§ REQUIRED TASK:
Transcribe the listing in full, excluding any pictures.

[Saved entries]
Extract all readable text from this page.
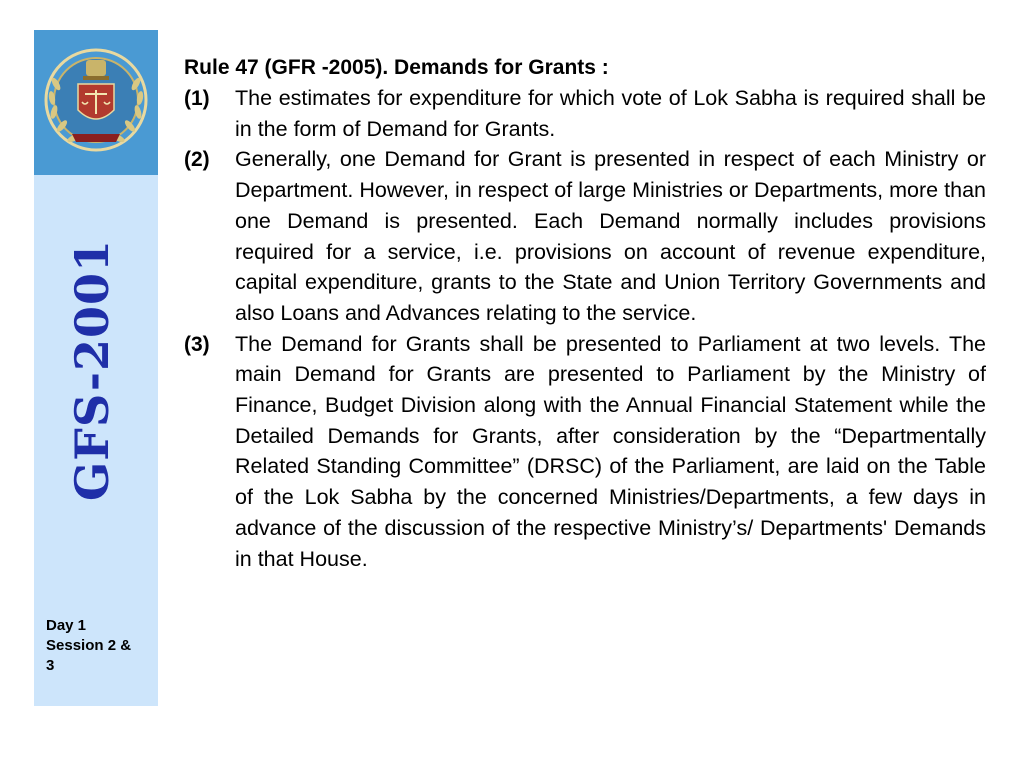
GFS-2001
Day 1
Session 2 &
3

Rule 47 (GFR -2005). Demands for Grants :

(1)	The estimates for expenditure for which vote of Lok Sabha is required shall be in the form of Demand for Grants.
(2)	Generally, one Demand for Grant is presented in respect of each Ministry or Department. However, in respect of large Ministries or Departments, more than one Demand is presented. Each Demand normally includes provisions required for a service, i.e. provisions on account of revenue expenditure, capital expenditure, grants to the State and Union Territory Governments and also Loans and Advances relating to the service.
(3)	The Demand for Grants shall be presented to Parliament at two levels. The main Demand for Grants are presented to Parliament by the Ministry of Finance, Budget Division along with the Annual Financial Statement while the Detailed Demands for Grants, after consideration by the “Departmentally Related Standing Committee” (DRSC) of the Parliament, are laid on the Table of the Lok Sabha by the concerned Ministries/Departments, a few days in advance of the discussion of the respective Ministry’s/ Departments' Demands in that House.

§ THE COMPLETED TASK:
Extract all readable text from this page.
GFS-2001
Day 1
Session 2 &
3

Rule 47 (GFR -2005). Demands for Grants :

(1)	The estimates for expenditure for which vote of Lok Sabha is required shall be in the form of Demand for Grants.
(2)	Generally, one Demand for Grant is presented in respect of each Ministry or Department. However, in respect of large Ministries or Departments, more than one Demand is presented. Each Demand normally includes provisions required for a service, i.e. provisions on account of revenue expenditure, capital expenditure, grants to the State and Union Territory Governments and also Loans and Advances relating to the service.
(3)	The Demand for Grants shall be presented to Parliament at two levels. The main Demand for Grants are presented to Parliament by the Ministry of Finance, Budget Division along with the Annual Financial Statement while the Detailed Demands for Grants, after consideration by the “Departmentally Related Standing Committee” (DRSC) of the Parliament, are laid on the Table of the Lok Sabha by the concerned Ministries/Departments, a few days in advance of the discussion of the respective Ministry’s/ Departments' Demands in that House.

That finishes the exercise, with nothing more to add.